• _DIRECTIVE_
Copy out each line that includes the word "JSON".

==================================================

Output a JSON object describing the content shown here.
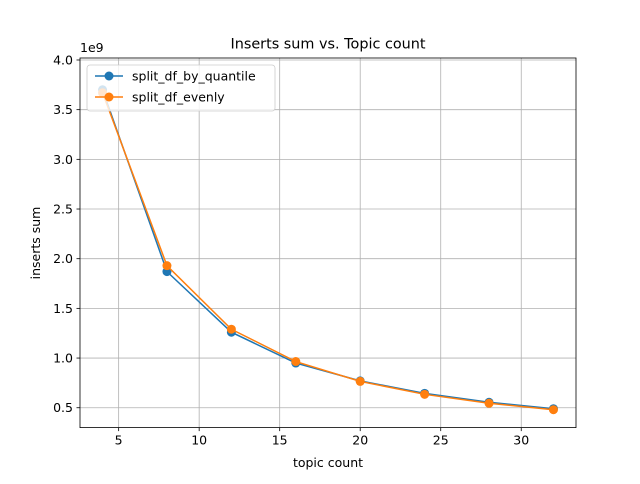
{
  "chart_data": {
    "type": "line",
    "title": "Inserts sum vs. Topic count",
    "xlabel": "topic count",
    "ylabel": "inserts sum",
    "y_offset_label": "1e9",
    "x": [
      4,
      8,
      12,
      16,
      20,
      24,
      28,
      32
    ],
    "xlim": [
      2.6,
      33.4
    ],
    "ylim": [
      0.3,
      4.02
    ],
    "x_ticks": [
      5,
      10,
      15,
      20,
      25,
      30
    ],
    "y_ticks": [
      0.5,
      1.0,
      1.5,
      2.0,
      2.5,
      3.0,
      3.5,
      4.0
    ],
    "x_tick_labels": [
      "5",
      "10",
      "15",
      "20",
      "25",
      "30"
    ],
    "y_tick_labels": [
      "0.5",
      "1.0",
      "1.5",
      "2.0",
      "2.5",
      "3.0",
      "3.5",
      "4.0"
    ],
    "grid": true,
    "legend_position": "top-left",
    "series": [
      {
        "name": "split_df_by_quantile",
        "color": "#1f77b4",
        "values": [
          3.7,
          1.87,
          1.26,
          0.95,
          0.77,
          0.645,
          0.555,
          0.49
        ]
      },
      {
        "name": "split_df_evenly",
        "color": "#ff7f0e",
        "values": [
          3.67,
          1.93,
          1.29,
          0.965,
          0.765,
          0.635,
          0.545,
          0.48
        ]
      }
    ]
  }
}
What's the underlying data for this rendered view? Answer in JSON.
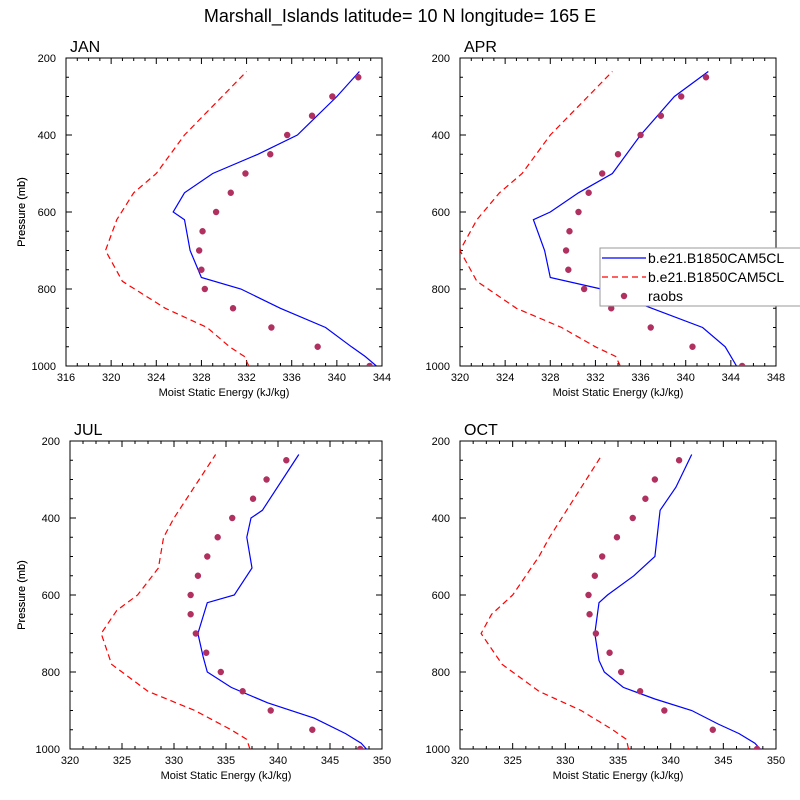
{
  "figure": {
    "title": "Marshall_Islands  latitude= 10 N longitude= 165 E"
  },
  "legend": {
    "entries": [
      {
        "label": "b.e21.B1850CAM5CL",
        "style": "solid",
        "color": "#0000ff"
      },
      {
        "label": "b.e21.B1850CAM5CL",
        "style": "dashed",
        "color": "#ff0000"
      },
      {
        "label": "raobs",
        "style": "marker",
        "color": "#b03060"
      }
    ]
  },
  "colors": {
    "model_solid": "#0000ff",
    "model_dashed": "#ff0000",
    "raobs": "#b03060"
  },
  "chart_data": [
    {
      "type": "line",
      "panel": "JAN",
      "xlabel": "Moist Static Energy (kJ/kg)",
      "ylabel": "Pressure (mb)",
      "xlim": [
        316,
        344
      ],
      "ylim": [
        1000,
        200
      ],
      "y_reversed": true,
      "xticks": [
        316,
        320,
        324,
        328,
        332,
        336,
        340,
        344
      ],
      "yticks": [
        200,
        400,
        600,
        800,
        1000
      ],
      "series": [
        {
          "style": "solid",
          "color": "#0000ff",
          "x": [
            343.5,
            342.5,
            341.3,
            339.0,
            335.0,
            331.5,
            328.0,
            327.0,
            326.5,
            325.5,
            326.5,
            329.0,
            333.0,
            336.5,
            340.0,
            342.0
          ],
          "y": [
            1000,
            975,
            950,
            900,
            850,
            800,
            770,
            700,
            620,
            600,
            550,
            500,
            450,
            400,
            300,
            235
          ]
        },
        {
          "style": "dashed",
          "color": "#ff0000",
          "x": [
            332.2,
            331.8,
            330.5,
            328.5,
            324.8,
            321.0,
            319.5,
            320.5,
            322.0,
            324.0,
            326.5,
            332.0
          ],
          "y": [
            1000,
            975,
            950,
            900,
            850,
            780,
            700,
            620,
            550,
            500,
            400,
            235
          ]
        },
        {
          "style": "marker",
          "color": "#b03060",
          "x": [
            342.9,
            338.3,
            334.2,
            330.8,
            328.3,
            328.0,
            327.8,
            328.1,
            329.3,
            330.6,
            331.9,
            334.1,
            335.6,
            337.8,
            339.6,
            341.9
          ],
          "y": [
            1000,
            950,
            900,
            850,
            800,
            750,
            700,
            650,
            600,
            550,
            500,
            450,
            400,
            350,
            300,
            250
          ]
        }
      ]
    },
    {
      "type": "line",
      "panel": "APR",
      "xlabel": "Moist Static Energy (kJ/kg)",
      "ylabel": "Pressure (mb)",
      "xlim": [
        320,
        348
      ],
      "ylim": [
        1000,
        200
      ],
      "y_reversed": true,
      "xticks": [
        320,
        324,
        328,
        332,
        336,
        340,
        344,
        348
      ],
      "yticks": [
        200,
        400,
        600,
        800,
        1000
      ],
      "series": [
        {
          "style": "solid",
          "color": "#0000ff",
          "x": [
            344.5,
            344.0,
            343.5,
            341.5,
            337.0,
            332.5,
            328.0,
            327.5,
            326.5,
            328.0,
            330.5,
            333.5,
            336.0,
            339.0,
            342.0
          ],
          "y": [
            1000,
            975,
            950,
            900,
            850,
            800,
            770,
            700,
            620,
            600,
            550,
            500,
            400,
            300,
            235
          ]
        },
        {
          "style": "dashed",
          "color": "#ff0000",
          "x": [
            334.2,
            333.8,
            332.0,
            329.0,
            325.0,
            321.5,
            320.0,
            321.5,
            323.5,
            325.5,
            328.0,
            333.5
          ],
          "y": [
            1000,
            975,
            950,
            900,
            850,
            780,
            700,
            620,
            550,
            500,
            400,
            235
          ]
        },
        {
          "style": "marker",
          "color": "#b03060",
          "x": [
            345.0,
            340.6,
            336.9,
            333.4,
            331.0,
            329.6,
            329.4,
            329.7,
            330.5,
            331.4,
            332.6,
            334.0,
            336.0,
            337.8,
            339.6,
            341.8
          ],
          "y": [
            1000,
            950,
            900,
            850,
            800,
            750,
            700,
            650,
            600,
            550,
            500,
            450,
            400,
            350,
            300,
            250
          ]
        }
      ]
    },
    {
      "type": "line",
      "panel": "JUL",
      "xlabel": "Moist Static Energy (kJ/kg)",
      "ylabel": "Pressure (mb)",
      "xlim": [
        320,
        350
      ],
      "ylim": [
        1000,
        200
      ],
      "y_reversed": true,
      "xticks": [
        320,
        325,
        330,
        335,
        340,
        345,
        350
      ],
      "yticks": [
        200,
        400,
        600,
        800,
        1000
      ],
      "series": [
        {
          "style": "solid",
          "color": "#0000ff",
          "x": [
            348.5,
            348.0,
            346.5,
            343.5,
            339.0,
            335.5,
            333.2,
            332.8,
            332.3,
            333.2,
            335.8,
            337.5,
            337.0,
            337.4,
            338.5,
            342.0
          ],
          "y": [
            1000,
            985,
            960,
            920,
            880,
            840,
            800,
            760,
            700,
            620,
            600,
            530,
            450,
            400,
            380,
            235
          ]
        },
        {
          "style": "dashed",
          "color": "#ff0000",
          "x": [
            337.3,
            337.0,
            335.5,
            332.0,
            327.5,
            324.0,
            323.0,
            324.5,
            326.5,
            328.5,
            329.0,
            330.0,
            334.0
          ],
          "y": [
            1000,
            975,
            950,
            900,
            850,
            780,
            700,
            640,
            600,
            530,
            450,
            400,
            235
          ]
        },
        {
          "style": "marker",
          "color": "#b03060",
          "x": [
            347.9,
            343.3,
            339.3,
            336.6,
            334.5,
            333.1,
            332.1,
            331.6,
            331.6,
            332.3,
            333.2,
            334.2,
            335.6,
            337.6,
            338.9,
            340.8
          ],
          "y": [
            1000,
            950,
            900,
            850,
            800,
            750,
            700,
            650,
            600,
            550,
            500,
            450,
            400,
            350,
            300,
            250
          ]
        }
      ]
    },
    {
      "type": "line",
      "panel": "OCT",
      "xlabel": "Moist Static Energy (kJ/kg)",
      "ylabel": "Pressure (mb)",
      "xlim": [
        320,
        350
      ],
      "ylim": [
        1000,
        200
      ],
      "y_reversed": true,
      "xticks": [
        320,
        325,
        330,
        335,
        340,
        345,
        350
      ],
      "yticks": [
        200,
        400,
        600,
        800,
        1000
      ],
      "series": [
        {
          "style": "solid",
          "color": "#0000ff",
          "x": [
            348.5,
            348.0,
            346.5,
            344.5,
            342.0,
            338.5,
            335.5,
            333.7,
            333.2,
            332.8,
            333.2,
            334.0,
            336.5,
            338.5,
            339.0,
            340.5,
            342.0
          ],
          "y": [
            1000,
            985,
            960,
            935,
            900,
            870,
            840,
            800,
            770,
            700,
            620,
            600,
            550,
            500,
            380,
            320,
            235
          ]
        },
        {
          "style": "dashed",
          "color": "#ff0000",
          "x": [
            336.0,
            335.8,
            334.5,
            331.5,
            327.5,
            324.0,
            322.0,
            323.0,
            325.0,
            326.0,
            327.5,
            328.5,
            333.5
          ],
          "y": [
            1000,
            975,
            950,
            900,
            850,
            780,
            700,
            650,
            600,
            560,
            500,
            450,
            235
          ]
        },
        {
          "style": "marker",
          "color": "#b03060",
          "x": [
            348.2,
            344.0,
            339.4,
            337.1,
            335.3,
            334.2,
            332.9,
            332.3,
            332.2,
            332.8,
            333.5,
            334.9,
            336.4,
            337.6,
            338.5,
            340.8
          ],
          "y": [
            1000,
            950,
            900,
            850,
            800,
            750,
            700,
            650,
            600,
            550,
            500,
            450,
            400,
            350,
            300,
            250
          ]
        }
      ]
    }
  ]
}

==================================================

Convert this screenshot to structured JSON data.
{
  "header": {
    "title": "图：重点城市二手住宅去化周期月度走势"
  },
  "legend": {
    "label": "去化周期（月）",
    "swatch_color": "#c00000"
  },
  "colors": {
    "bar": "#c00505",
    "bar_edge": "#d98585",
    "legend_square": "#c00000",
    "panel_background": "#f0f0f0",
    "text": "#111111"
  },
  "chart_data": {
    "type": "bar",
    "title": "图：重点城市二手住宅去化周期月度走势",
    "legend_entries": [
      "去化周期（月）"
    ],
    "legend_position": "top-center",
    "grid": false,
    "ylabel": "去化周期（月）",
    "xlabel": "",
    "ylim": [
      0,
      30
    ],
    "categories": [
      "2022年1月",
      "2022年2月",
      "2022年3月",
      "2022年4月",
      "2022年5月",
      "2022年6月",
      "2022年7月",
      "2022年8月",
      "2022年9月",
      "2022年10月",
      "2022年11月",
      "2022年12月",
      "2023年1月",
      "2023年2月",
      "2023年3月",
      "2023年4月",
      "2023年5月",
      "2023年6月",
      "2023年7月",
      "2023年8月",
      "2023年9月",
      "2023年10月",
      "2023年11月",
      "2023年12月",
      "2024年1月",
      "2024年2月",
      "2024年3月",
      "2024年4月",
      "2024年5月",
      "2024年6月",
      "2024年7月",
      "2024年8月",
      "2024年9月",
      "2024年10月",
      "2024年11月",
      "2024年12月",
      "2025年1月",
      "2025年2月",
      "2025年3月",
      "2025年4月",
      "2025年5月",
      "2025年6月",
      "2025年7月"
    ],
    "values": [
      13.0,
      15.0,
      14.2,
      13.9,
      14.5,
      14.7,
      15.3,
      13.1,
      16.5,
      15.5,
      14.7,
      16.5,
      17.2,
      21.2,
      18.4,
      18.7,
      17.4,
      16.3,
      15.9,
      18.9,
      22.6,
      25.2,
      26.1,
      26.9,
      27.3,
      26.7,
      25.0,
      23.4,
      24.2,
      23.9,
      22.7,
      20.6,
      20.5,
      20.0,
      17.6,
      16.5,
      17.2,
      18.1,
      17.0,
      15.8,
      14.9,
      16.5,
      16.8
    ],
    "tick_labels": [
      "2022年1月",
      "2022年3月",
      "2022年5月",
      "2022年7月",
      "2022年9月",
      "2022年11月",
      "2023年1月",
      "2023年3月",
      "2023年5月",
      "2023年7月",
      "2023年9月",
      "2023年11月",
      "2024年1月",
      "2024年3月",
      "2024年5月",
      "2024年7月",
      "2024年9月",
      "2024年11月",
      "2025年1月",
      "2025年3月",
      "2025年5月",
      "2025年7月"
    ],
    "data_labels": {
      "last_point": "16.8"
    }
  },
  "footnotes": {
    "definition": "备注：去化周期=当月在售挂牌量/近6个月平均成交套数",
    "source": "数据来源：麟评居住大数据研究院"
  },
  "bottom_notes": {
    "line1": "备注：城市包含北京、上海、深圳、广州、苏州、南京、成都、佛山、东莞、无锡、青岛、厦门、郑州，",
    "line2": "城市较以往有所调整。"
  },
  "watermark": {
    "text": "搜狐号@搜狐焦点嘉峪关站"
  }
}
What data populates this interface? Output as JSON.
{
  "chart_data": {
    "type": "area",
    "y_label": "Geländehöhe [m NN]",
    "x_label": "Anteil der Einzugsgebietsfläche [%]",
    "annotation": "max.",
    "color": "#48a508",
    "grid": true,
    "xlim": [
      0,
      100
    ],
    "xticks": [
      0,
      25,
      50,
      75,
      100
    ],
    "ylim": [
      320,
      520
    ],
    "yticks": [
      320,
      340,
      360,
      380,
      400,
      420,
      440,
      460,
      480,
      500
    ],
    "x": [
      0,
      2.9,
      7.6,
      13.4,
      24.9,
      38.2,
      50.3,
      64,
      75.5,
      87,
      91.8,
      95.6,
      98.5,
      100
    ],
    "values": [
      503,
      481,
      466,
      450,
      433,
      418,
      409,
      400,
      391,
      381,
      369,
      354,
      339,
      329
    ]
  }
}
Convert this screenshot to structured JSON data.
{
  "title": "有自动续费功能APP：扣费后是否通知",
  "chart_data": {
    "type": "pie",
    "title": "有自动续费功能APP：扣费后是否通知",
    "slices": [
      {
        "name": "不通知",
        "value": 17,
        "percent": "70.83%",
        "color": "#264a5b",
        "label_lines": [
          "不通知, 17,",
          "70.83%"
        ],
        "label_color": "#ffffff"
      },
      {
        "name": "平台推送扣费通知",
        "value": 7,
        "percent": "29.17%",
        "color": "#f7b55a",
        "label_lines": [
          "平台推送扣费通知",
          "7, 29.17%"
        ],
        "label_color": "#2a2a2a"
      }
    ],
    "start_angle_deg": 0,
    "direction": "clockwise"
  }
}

==================================================

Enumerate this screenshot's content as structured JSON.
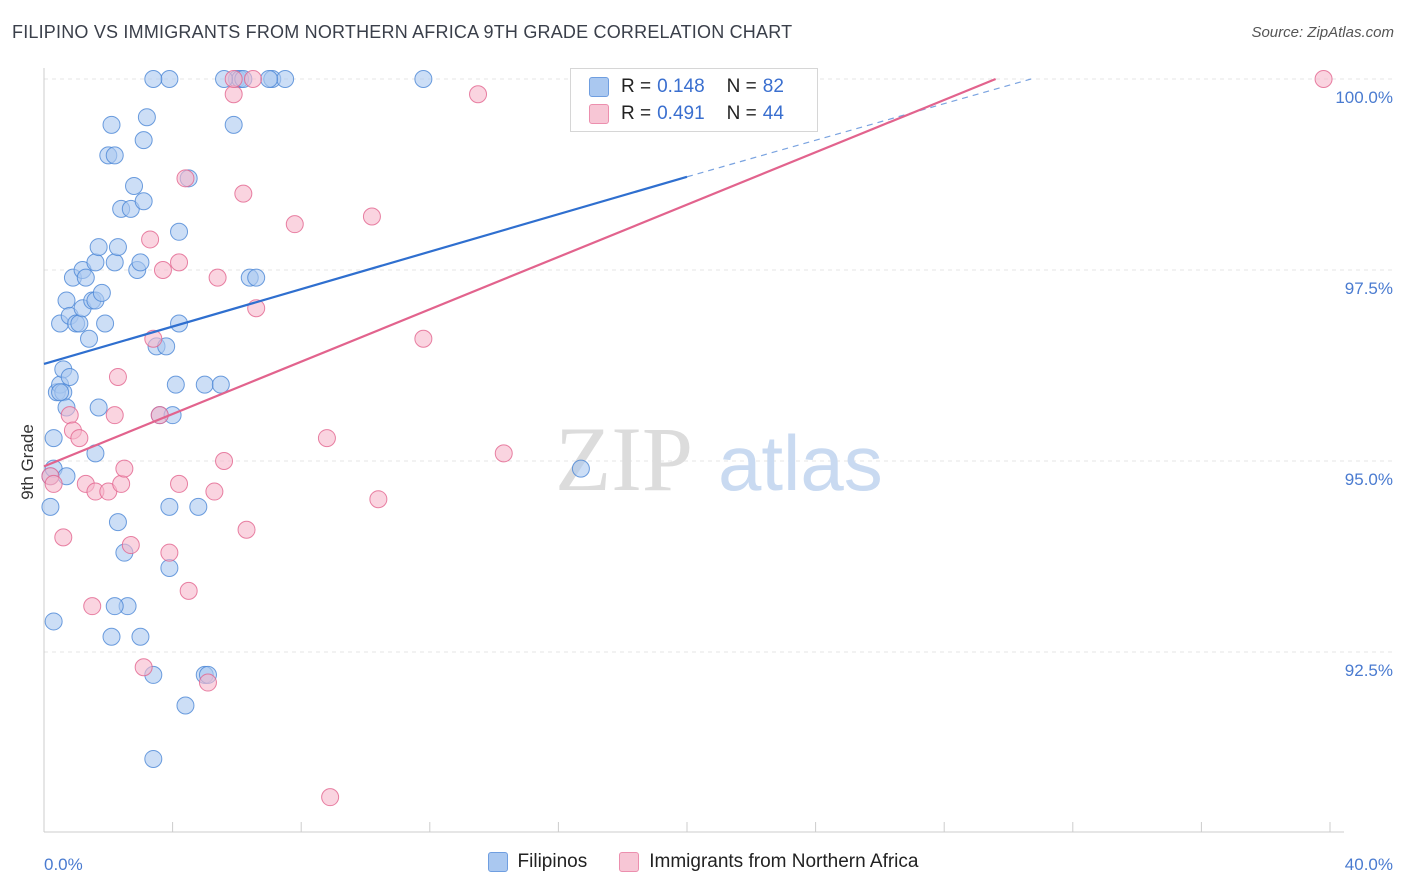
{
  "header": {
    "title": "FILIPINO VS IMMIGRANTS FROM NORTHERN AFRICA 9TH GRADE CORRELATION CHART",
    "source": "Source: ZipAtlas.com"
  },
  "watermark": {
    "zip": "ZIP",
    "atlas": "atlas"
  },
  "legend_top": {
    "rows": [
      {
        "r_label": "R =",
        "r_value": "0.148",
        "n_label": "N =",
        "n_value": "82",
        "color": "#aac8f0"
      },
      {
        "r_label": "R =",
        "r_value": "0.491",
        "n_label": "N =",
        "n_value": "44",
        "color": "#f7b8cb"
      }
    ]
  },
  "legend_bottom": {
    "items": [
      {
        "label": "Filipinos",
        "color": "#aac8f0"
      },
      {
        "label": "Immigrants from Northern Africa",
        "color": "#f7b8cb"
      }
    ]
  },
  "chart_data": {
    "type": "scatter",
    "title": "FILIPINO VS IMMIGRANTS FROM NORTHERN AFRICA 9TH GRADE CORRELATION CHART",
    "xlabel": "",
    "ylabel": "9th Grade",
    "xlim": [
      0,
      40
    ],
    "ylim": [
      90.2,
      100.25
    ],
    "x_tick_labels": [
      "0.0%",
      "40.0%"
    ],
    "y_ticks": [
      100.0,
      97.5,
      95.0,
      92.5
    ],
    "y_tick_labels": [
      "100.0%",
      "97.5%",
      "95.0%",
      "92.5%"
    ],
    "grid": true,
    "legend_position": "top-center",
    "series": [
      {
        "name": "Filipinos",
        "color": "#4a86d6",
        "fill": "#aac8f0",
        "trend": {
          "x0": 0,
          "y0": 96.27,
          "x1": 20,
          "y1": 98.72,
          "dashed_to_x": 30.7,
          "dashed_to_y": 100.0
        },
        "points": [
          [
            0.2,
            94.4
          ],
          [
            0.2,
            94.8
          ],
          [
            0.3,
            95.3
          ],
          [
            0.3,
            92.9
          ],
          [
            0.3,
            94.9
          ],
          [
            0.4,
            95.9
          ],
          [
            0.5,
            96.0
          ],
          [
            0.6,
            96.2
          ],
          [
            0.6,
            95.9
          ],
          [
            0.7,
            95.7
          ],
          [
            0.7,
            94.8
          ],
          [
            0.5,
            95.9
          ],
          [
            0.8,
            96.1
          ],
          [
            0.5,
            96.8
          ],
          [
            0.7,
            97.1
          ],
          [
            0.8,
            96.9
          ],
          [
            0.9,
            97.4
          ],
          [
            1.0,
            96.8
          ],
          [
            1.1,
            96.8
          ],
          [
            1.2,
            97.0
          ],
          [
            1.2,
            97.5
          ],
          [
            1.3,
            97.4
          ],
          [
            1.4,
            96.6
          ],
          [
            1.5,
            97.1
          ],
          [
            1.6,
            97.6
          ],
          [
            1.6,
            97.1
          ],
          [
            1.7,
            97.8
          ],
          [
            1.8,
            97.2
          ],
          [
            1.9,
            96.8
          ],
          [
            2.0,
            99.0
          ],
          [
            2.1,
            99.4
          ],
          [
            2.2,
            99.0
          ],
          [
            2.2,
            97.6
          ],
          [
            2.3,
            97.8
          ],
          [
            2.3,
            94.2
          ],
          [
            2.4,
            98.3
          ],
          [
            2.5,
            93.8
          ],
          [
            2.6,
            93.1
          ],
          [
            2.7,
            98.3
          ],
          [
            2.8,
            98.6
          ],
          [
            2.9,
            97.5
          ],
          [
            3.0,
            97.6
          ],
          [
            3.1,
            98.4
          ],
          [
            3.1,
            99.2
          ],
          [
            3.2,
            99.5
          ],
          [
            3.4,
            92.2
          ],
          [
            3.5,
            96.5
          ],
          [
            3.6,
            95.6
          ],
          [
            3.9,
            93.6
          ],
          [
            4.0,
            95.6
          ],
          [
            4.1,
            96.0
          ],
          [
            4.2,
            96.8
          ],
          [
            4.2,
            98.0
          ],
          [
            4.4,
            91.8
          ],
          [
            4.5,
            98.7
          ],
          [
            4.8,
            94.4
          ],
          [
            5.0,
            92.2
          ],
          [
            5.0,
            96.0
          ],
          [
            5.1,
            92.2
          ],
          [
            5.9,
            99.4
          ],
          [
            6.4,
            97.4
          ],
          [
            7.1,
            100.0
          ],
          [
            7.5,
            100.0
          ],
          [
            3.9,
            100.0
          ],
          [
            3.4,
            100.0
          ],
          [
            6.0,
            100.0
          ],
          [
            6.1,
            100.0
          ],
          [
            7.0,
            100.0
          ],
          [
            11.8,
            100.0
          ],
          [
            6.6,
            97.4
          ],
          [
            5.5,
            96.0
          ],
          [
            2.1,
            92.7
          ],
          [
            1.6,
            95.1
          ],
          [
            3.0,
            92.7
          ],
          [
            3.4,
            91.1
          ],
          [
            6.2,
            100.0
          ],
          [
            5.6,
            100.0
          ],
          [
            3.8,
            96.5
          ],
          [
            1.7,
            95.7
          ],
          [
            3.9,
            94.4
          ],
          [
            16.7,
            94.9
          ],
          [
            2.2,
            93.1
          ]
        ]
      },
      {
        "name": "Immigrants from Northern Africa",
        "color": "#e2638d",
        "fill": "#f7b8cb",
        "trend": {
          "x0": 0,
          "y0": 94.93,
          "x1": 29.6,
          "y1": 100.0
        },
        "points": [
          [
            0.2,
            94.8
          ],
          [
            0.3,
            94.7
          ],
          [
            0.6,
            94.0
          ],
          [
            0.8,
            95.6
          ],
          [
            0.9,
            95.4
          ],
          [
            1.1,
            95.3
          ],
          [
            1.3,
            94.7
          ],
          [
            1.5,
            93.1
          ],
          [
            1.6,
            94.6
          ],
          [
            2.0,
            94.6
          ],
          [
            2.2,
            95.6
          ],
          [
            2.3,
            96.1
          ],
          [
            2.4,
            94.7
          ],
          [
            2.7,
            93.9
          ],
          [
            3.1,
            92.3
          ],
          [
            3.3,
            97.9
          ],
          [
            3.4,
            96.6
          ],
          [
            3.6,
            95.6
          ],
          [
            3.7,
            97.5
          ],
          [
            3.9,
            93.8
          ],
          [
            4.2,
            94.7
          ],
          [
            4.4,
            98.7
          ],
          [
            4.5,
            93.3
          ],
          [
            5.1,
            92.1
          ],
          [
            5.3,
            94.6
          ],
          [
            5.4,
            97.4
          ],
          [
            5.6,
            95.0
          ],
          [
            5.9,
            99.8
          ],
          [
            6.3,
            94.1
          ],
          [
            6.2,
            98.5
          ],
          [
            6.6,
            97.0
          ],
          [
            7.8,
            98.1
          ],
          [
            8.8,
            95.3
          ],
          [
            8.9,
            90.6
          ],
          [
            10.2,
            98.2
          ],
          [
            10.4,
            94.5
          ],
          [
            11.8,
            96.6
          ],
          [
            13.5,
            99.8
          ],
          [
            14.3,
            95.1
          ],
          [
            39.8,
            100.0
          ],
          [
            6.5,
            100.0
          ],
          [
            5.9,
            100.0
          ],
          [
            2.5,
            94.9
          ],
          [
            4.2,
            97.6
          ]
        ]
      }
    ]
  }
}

==================================================

• _THE ANSWER_
Output a JSON object describing the content shown here.
What's the underlying data for this rendered view? Answer in JSON.
Convert this screenshot to structured JSON data.
What data populates this interface? Output as JSON.
Convert this screenshot to structured JSON data.
Enumerate this screenshot's content as structured JSON.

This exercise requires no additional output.